▶
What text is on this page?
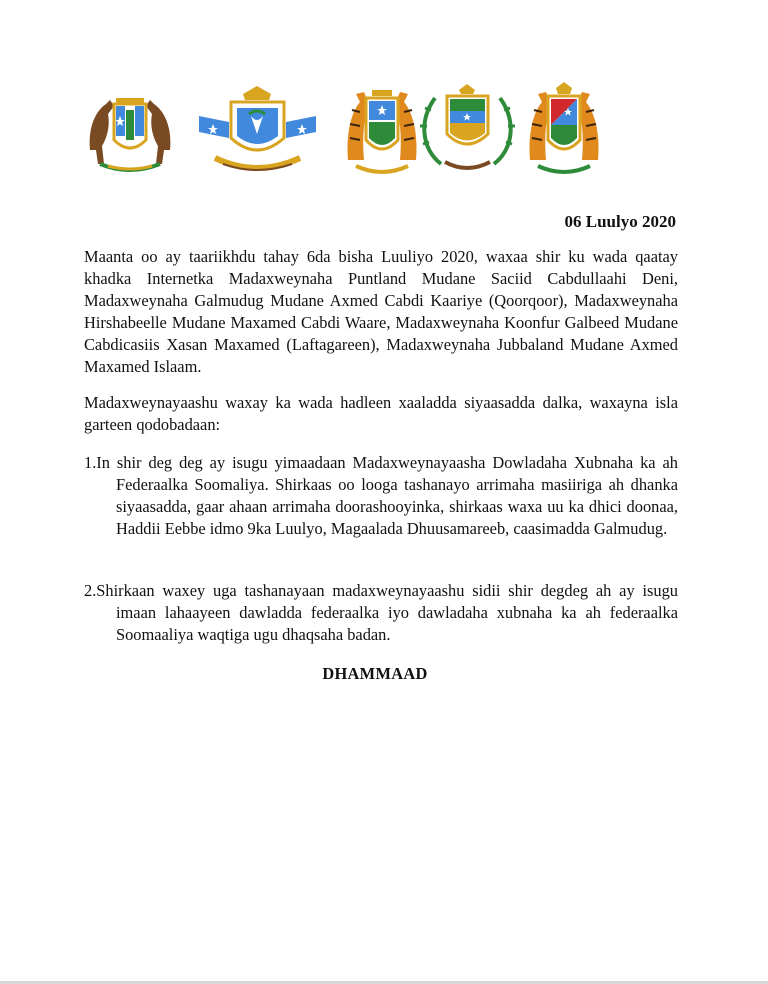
06 Luulyo 2020
Maanta oo ay taariikhdu tahay 6da bisha Luuliyo 2020, waxaa shir ku wada qaatay khadka Internetka Madaxweynaha Puntland Mudane Saciid Cabdullaahi Deni, Madaxweynaha Galmudug Mudane Axmed Cabdi Kaariye (Qoorqoor), Madaxweynaha Hirshabeelle Mudane Maxamed Cabdi Waare, Madaxweynaha Koonfur Galbeed Mudane Cabdicasiis Xasan Maxamed (Laftagareen), Madaxweynaha Jubbaland Mudane Axmed Maxamed Islaam.
Madaxweynayaashu waxay ka wada hadleen xaaladda siyaasadda dalka, waxayna isla garteen qodobadaan:
1.In shir deg deg ay isugu yimaadaan Madaxweynayaasha Dowladaha Xubnaha ka ah Federaalka Soomaliya. Shirkaas oo looga tashanayo arrimaha masiiriga ah dhanka siyaasadda, gaar ahaan arrimaha doorashooyinka, shirkaas waxa uu ka dhici doonaa, Haddii Eebbe idmo 9ka Luulyo, Magaalada Dhuusamareeb, caasimadda Galmudug.
2.Shirkaan waxey uga tashanayaan madaxweynayaashu sidii shir degdeg ah ay isugu imaan lahaayeen dawladda federaalka iyo dawladaha xubnaha ka ah federaalka Soomaaliya waqtiga ugu dhaqsaha badan.
DHAMMAAD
◀
Repeat verbatim all the material, but not the pictures.

- _SOLUTION TO THIS TASK_
What text is on this page?
06 Luulyo 2020
Maanta oo ay taariikhdu tahay 6da bisha Luuliyo 2020, waxaa shir ku wada qaatay khadka Internetka Madaxweynaha Puntland Mudane Saciid Cabdullaahi Deni, Madaxweynaha Galmudug Mudane Axmed Cabdi Kaariye (Qoorqoor), Madaxweynaha Hirshabeelle Mudane Maxamed Cabdi Waare, Madaxweynaha Koonfur Galbeed Mudane Cabdicasiis Xasan Maxamed (Laftagareen), Madaxweynaha Jubbaland Mudane Axmed Maxamed Islaam.
Madaxweynayaashu waxay ka wada hadleen xaaladda siyaasadda dalka, waxayna isla garteen qodobadaan:
1.In shir deg deg ay isugu yimaadaan Madaxweynayaasha Dowladaha Xubnaha ka ah Federaalka Soomaliya. Shirkaas oo looga tashanayo arrimaha masiiriga ah dhanka siyaasadda, gaar ahaan arrimaha doorashooyinka, shirkaas waxa uu ka dhici doonaa, Haddii Eebbe idmo 9ka Luulyo, Magaalada Dhuusamareeb, caasimadda Galmudug.
2.Shirkaan waxey uga tashanayaan madaxweynayaashu sidii shir degdeg ah ay isugu imaan lahaayeen dawladda federaalka iyo dawladaha xubnaha ka ah federaalka Soomaaliya waqtiga ugu dhaqsaha badan.
DHAMMAAD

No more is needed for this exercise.